- [Description of the task]:
Render as a numbered list the data starting with the line that contains "Patent image size: (332, 363)." and running through the line that contains "The interior of the box 29 is at (223, 173).", leaving out blank lines.

(Data entries)

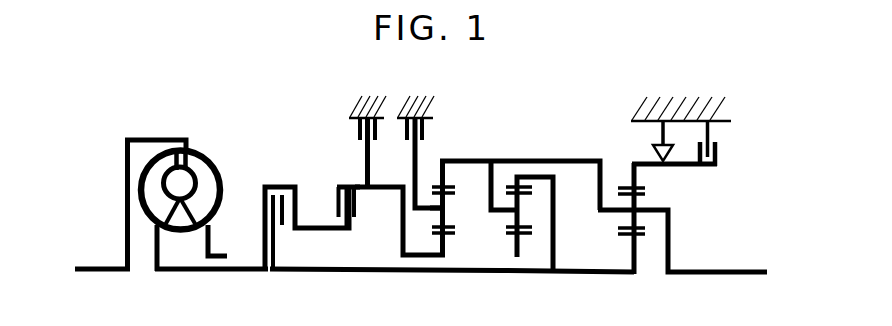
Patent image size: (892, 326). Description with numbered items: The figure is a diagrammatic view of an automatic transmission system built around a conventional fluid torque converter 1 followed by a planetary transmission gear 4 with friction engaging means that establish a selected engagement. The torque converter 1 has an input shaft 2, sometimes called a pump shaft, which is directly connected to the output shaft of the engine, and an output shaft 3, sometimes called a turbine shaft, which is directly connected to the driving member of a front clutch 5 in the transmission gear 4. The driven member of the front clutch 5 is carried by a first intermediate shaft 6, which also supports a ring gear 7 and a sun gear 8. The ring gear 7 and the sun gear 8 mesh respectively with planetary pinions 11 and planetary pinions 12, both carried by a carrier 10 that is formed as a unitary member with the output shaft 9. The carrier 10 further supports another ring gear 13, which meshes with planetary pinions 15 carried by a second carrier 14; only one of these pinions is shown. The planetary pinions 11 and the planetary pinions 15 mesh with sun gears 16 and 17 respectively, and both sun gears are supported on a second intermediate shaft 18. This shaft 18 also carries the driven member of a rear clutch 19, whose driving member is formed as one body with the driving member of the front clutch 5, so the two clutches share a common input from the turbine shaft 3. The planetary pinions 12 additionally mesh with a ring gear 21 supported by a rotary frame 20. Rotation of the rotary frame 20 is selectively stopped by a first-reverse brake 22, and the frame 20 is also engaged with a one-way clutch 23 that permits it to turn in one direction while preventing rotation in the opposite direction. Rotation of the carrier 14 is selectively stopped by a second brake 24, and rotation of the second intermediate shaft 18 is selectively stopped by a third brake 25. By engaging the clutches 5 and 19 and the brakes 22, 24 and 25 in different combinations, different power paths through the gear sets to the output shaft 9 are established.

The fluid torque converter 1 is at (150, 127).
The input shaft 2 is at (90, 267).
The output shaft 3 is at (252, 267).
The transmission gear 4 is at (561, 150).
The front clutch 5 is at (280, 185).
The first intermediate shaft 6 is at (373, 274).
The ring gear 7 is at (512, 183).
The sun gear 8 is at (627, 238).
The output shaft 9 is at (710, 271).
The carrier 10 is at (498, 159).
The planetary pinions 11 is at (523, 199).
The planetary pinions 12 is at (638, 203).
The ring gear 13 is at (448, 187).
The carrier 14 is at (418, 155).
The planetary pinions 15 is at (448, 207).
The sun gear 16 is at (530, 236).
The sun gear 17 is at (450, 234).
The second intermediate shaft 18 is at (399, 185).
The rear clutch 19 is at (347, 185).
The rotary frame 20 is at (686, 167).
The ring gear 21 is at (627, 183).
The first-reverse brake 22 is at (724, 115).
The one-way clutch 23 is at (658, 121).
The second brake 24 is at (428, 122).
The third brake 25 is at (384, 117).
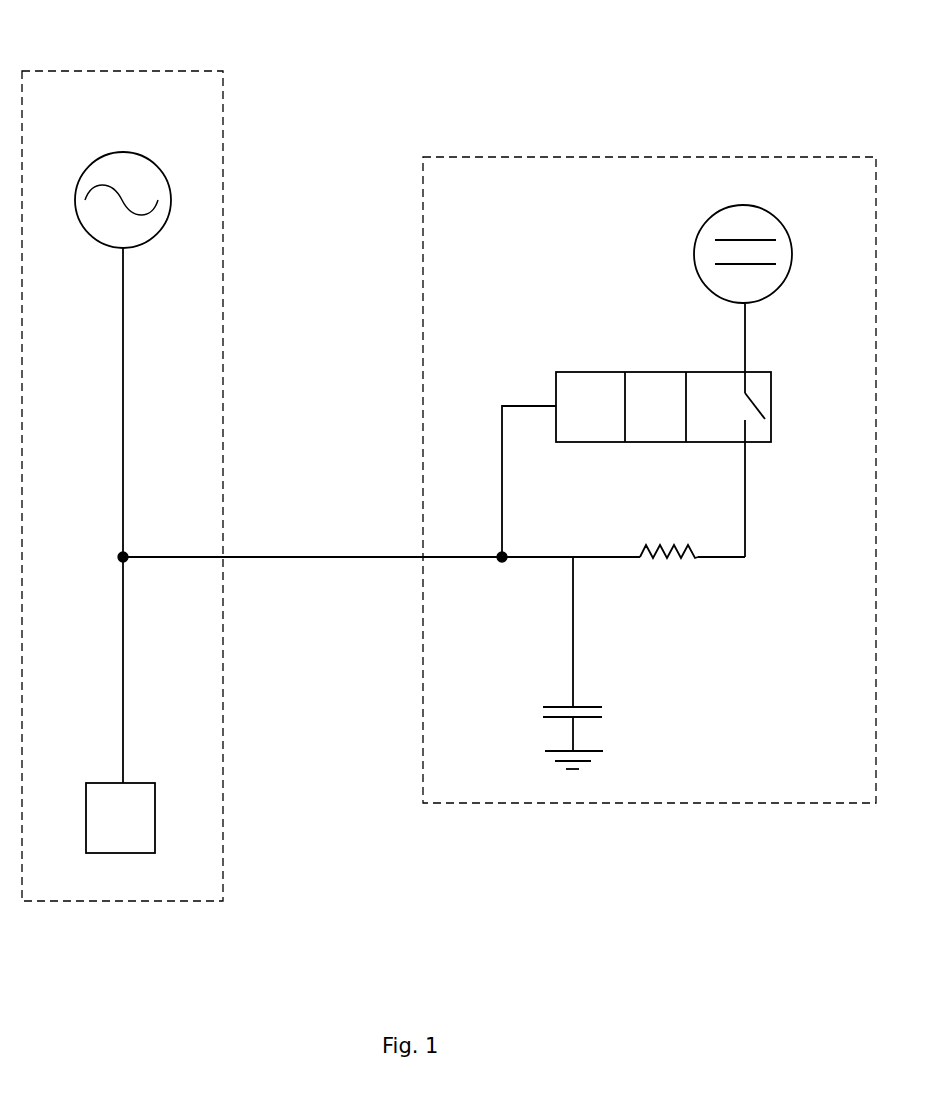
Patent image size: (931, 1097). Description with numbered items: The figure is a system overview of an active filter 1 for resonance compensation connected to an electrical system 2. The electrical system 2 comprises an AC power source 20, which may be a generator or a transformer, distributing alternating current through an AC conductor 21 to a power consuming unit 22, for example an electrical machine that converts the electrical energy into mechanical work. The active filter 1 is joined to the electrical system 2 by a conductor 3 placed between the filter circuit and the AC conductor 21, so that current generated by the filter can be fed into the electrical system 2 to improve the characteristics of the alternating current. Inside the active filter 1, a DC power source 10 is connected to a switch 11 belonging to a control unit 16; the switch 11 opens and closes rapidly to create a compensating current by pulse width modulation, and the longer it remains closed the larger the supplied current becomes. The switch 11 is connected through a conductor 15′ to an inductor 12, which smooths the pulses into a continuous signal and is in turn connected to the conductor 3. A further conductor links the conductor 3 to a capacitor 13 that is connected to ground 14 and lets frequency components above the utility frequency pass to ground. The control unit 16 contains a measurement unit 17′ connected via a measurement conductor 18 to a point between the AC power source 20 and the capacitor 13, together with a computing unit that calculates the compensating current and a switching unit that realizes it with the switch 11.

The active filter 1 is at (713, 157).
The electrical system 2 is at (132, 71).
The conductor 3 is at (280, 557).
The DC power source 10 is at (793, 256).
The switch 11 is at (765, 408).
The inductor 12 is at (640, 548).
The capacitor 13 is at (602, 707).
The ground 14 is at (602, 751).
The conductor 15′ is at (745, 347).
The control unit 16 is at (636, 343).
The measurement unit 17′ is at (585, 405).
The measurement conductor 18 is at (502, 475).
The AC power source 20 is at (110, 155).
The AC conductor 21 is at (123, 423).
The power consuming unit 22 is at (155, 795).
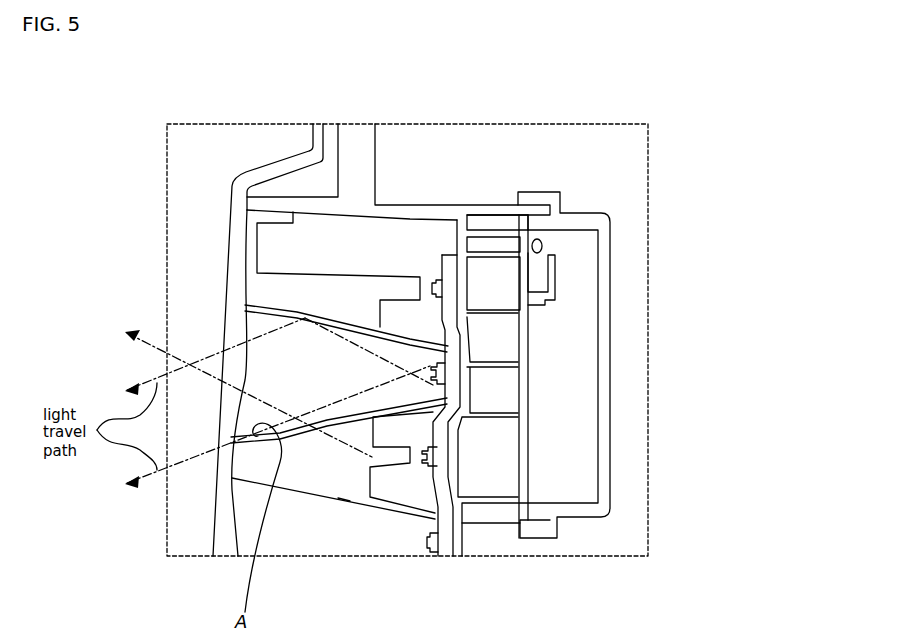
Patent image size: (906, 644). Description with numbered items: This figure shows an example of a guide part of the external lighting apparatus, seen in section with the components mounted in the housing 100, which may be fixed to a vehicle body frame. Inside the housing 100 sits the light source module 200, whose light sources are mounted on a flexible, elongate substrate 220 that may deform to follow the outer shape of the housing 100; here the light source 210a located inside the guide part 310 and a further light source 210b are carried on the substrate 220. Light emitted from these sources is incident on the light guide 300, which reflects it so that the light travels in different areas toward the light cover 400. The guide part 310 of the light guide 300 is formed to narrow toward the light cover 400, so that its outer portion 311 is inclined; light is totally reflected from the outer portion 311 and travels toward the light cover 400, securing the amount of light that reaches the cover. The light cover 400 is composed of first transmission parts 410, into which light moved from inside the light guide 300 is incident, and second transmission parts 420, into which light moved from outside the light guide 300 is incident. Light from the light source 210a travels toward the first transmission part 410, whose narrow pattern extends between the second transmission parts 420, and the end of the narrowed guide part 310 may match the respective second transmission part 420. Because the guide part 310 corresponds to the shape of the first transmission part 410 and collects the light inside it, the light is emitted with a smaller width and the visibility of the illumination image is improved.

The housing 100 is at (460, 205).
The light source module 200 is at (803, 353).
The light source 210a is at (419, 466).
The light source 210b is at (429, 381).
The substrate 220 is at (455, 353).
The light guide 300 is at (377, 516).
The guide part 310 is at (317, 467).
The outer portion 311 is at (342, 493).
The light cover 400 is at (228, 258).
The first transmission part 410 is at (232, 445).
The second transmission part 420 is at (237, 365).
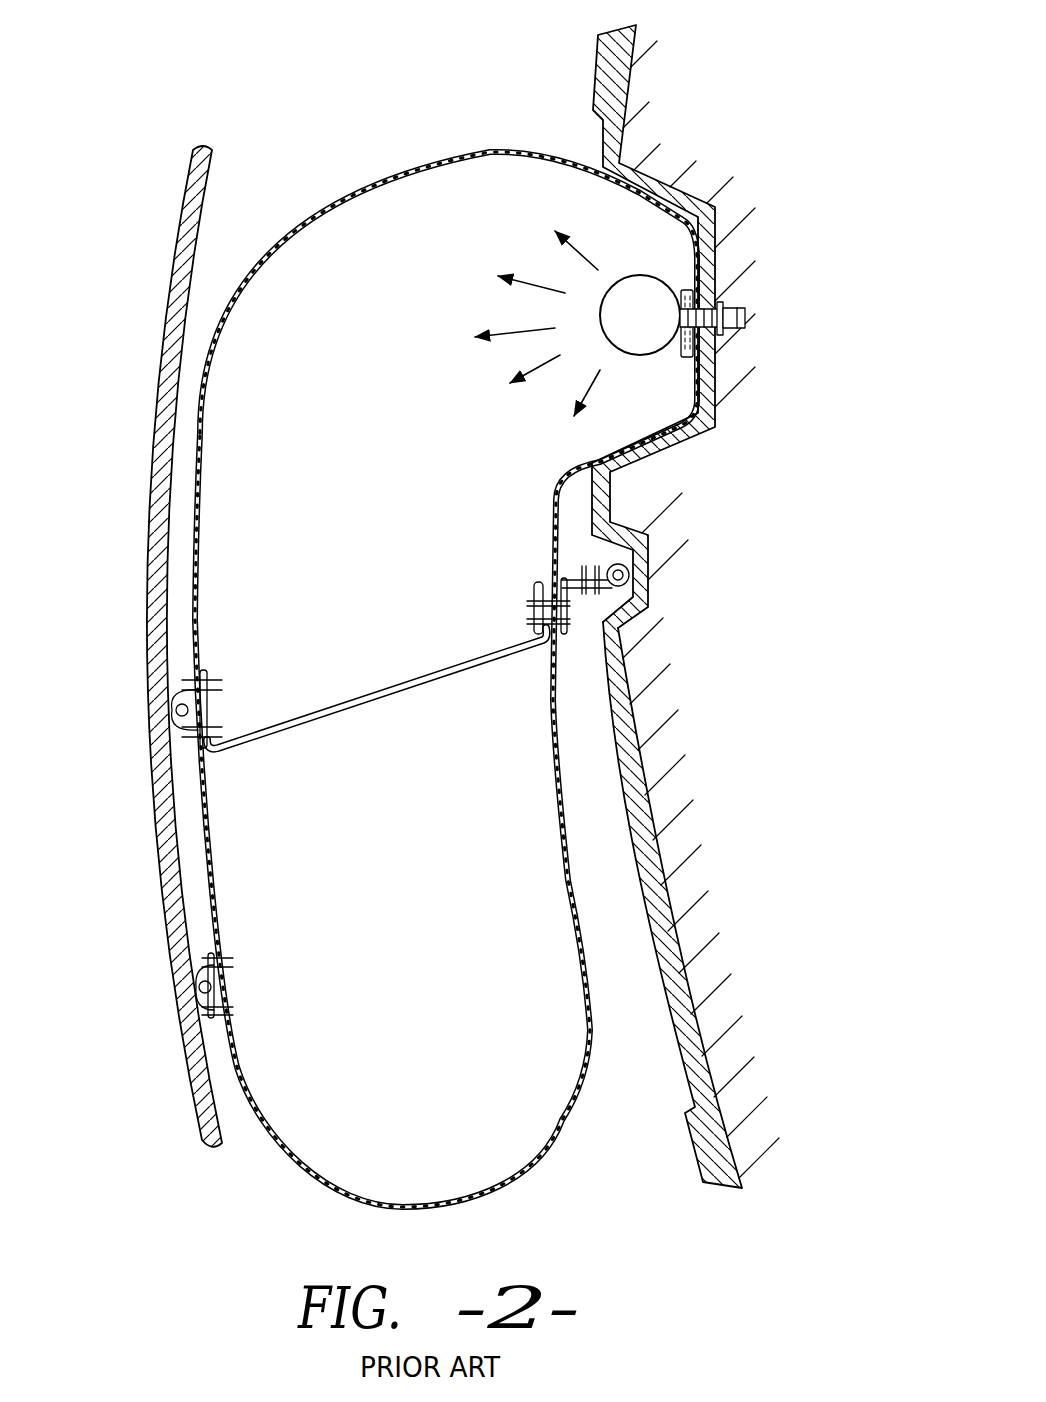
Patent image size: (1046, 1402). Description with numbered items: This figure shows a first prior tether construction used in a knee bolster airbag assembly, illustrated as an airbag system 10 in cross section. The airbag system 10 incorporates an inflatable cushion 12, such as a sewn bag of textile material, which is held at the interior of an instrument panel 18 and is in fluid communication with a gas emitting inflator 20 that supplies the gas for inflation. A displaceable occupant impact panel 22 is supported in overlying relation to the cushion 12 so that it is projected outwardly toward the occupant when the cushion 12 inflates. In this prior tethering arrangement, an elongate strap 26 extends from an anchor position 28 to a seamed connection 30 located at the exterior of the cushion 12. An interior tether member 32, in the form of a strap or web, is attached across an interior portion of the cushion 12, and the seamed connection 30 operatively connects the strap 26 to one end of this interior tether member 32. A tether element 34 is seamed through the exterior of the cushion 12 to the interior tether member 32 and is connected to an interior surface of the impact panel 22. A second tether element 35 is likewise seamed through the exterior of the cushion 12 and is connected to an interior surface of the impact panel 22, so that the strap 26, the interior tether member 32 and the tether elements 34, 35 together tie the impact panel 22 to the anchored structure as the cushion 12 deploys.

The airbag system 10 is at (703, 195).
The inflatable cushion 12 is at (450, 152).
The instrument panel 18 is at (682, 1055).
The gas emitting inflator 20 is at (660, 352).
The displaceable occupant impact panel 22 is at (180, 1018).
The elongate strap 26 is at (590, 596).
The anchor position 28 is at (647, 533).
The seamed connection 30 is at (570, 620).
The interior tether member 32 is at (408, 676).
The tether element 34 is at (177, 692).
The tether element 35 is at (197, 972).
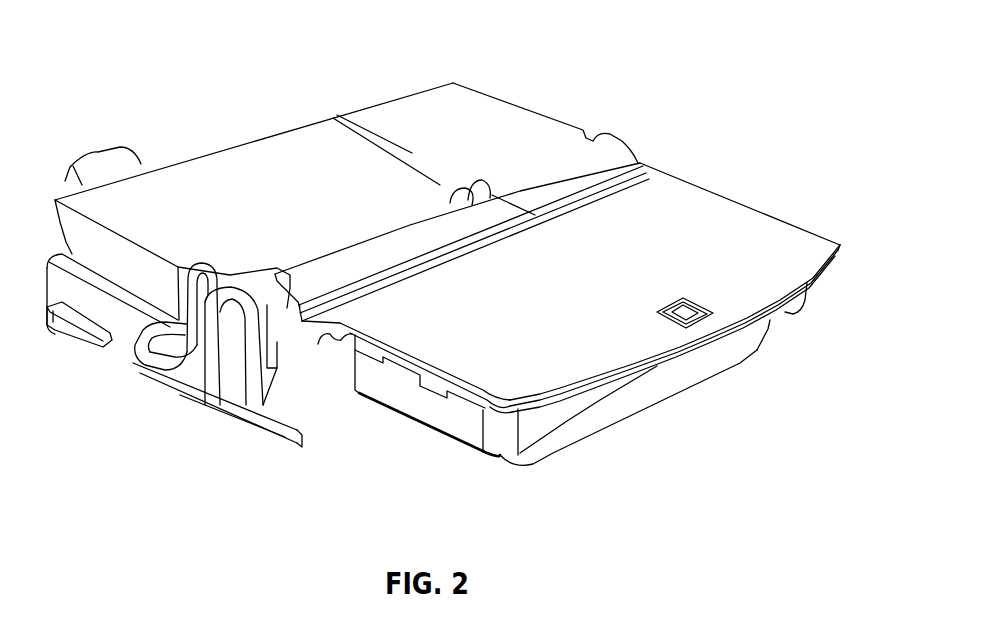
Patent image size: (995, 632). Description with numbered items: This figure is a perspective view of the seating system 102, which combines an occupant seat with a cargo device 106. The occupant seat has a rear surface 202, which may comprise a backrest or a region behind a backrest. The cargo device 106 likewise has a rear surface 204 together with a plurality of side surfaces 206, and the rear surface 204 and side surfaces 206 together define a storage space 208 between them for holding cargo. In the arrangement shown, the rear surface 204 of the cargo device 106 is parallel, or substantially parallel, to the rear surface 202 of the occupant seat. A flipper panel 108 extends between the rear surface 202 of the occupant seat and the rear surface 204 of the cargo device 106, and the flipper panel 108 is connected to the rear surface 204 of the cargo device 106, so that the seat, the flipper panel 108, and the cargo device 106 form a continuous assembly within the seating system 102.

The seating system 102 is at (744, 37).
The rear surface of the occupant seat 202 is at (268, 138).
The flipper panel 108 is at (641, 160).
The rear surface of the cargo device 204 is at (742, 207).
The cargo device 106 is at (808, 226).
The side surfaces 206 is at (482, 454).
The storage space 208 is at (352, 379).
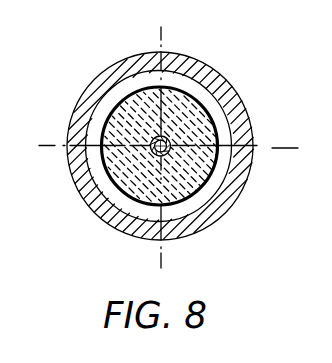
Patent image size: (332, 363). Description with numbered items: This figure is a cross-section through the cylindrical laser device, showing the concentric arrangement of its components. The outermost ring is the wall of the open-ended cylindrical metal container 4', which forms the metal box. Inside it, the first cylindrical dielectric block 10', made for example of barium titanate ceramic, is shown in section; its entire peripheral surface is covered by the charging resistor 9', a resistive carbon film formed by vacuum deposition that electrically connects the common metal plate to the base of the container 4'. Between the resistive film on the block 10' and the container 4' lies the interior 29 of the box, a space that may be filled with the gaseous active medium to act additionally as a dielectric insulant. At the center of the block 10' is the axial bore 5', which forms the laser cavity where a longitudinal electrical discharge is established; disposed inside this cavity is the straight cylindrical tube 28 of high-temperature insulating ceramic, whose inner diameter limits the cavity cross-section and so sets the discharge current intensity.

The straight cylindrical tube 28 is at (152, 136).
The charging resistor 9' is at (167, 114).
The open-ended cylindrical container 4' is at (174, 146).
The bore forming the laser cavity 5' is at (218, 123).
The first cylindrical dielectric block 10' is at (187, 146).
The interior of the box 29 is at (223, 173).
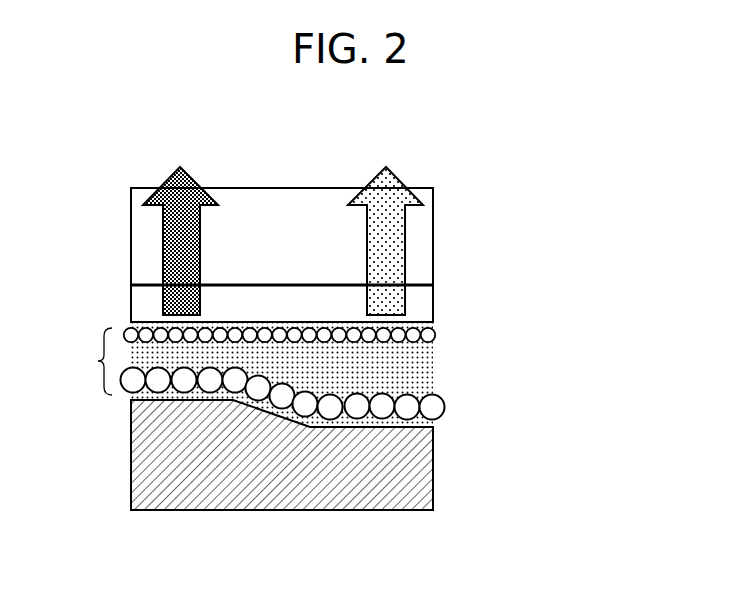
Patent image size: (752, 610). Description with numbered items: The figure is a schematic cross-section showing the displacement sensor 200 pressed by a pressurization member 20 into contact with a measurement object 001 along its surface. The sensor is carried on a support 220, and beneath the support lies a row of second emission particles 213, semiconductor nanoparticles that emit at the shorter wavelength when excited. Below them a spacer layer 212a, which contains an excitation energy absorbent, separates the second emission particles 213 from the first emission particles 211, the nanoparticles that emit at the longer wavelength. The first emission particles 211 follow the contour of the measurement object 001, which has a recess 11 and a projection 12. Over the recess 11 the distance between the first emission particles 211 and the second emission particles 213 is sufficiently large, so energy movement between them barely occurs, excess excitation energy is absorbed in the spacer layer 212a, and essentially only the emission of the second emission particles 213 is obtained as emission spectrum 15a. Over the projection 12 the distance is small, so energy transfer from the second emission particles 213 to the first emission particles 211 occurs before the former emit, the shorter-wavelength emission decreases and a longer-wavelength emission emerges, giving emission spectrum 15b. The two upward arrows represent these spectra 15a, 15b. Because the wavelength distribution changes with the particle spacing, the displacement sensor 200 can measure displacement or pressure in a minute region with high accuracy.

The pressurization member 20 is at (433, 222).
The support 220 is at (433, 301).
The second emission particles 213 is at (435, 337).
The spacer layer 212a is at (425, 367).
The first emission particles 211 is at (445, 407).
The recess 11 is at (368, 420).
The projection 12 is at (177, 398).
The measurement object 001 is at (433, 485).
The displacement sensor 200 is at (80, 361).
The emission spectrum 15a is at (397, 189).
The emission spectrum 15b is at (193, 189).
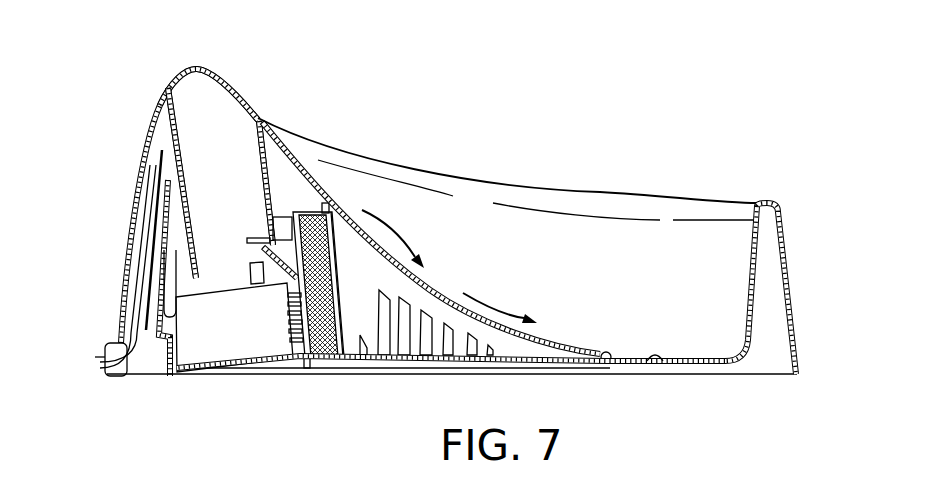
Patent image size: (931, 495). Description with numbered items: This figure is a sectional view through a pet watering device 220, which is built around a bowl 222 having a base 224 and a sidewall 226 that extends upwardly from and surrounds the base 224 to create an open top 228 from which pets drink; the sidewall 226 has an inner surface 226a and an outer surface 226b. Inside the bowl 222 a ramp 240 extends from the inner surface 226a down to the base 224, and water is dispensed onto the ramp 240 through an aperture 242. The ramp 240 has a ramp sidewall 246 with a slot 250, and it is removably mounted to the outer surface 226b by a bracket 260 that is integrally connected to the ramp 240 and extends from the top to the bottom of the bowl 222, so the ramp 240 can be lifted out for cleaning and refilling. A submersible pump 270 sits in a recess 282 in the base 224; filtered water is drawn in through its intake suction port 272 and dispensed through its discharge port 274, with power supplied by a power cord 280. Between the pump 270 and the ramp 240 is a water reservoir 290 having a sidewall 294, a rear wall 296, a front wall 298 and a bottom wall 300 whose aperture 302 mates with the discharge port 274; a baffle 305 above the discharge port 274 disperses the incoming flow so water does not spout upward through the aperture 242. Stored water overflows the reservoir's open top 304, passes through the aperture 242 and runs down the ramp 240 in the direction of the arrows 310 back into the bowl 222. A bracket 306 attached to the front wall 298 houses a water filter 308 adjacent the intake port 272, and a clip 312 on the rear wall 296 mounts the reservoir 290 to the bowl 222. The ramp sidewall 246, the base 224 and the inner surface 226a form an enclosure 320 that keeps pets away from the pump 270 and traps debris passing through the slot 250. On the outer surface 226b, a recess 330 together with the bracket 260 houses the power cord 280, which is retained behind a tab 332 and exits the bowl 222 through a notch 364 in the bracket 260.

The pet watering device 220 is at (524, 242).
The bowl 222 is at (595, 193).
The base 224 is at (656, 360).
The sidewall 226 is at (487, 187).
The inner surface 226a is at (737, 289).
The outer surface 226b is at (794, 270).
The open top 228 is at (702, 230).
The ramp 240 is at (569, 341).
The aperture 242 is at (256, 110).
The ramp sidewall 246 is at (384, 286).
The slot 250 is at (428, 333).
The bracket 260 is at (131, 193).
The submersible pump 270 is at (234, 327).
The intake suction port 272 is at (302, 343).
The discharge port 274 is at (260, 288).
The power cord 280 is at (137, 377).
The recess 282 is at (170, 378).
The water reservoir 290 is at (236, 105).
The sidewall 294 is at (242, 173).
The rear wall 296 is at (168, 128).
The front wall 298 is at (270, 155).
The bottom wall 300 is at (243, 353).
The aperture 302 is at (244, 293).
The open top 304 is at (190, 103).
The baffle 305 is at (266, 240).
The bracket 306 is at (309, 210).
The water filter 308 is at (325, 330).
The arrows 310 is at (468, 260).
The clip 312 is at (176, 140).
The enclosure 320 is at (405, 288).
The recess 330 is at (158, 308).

- [Solution]:
1. Patent image size: (332, 363). Description with numbered items: This figure is a cross-section through the cylindrical laser device, showing the concentric arrangement of its components. The outermost ring is the wall of the open-ended cylindrical metal container 4', which forms the metal box. Inside it, the first cylindrical dielectric block 10', made for example of barium titanate ceramic, is shown in section; its entire peripheral surface is covered by the charging resistor 9', a resistive carbon film formed by vacuum deposition that electrically connects the common metal plate to the base of the container 4'. Between the resistive film on the block 10' and the container 4' lies the interior 29 of the box, a space that may be filled with the gaseous active medium to act additionally as a dielectric insulant. At the center of the block 10' is the axial bore 5', which forms the laser cavity where a longitudinal electrical discharge is established; disposed inside this cavity is the straight cylindrical tube 28 of high-temperature insulating ceramic, whose inner diameter limits the cavity cross-section and so sets the discharge current intensity.
2. The straight cylindrical tube 28 is at (152, 136).
3. The charging resistor 9' is at (167, 114).
4. The open-ended cylindrical container 4' is at (174, 146).
5. The bore forming the laser cavity 5' is at (218, 123).
6. The first cylindrical dielectric block 10' is at (187, 146).
7. The interior of the box 29 is at (223, 173).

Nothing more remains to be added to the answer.